- Task goal -
Which lines have the string "colors"? Copy all of them from the entries below.
/---
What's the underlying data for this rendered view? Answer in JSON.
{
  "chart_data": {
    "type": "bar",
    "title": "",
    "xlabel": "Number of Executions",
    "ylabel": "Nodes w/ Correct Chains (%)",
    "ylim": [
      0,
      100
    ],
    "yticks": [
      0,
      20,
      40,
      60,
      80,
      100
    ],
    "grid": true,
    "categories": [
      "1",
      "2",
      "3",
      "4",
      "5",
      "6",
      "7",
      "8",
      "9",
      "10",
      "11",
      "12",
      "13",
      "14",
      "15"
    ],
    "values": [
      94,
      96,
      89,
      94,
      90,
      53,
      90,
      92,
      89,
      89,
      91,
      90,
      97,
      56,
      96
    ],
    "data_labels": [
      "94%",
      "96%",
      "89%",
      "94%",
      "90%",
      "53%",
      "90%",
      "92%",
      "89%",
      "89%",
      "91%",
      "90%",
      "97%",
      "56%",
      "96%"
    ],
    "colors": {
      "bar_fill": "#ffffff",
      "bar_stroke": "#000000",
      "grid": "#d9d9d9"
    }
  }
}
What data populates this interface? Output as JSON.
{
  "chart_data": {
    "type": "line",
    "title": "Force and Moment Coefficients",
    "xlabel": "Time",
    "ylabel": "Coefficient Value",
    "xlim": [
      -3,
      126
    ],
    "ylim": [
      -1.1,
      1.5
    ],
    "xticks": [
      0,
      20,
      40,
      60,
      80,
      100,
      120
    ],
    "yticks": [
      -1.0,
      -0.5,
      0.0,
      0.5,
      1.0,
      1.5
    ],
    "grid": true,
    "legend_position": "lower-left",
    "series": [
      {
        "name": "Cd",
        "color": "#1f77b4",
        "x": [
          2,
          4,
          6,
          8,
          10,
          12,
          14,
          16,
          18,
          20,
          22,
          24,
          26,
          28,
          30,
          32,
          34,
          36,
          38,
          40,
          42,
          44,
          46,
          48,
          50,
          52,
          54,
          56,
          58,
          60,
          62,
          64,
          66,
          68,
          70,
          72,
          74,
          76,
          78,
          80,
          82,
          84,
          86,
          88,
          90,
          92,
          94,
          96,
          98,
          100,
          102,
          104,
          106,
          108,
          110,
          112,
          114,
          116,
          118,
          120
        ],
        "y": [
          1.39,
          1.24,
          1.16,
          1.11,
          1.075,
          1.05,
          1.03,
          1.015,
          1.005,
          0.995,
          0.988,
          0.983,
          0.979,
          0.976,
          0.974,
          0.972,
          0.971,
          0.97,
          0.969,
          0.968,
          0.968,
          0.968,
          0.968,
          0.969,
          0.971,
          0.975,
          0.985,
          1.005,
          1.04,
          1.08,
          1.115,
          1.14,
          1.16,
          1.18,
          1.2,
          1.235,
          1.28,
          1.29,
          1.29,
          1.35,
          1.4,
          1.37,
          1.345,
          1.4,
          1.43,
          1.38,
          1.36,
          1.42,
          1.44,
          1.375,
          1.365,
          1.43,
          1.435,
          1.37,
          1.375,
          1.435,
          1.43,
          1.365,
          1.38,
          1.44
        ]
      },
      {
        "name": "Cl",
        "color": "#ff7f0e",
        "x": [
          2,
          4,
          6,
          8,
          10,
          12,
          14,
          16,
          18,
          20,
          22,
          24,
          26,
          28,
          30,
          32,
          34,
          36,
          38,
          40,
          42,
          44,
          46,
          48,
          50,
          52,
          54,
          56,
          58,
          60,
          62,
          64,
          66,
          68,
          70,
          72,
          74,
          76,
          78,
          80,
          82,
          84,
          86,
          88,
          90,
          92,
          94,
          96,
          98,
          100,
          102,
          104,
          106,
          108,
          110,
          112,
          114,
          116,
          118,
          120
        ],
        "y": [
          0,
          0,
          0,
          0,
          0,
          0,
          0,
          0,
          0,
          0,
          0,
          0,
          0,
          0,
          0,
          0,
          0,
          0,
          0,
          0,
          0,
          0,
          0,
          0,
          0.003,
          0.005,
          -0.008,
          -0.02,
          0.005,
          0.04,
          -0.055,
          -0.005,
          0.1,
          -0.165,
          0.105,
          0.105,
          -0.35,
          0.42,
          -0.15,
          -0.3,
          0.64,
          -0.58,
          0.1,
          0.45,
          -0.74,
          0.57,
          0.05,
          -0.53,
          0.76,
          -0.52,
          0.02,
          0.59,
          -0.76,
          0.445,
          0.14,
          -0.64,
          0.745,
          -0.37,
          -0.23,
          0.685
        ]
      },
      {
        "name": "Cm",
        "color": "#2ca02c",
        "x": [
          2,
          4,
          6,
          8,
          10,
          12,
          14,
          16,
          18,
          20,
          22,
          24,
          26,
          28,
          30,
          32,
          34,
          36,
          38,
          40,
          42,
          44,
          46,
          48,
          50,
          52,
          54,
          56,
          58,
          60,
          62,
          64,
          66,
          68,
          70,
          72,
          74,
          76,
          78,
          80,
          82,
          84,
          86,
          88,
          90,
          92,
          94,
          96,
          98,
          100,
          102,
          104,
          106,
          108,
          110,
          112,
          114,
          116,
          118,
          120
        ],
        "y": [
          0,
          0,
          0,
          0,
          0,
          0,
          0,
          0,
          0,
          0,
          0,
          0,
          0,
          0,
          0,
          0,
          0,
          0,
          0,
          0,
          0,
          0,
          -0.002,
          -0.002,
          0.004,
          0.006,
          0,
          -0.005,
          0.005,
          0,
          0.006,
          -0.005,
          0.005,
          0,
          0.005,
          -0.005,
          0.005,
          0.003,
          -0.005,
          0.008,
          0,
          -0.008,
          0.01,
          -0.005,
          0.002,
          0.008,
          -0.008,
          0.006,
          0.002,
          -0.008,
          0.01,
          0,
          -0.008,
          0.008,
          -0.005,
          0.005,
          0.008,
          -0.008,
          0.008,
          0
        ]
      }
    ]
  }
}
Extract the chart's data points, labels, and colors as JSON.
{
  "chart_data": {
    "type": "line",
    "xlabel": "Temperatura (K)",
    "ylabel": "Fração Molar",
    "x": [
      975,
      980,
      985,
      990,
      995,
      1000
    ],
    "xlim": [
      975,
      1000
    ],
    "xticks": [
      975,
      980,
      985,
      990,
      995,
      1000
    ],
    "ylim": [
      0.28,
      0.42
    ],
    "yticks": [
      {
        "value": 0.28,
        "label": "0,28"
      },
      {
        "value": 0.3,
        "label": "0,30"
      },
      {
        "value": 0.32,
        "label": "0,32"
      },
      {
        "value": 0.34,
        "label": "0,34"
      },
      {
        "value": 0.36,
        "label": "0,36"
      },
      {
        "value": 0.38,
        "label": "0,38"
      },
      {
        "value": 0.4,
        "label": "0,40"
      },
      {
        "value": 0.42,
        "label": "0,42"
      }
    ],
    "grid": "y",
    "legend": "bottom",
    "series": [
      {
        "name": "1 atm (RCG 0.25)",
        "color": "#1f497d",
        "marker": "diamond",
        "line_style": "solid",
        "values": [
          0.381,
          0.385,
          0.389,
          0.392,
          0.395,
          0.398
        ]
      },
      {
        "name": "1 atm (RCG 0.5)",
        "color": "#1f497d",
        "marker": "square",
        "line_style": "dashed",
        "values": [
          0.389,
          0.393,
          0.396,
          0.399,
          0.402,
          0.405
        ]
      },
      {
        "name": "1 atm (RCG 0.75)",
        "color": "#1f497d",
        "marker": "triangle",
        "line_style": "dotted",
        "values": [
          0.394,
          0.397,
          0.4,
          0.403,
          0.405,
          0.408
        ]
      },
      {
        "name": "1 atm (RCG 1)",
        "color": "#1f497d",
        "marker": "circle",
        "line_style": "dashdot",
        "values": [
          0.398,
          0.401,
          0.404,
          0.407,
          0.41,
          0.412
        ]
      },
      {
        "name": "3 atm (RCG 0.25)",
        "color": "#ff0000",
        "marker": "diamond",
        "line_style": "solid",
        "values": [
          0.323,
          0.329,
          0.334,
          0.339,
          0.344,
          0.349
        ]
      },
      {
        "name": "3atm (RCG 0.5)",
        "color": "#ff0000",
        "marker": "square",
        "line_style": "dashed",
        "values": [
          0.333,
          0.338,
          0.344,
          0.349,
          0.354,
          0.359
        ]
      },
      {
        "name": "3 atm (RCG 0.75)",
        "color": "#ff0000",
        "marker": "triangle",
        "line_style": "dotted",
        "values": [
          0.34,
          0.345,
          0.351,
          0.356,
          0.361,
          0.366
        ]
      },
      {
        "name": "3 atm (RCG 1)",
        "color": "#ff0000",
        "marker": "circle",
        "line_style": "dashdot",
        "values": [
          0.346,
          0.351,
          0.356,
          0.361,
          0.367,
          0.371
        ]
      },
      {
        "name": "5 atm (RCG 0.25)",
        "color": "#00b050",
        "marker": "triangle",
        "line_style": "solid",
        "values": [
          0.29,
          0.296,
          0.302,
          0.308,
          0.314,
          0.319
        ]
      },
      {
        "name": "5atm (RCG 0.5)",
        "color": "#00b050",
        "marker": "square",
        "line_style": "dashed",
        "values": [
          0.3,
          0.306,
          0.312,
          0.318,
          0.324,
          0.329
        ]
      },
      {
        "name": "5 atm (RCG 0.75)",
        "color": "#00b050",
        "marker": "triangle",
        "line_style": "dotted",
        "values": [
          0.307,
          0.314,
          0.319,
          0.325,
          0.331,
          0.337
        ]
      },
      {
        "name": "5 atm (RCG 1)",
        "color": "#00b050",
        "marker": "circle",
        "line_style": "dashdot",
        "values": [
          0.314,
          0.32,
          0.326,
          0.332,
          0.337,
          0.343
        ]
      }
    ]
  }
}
\---
- Response to this task -
    "colors": {
Extract the chart's data points, labels, and colors as JSON.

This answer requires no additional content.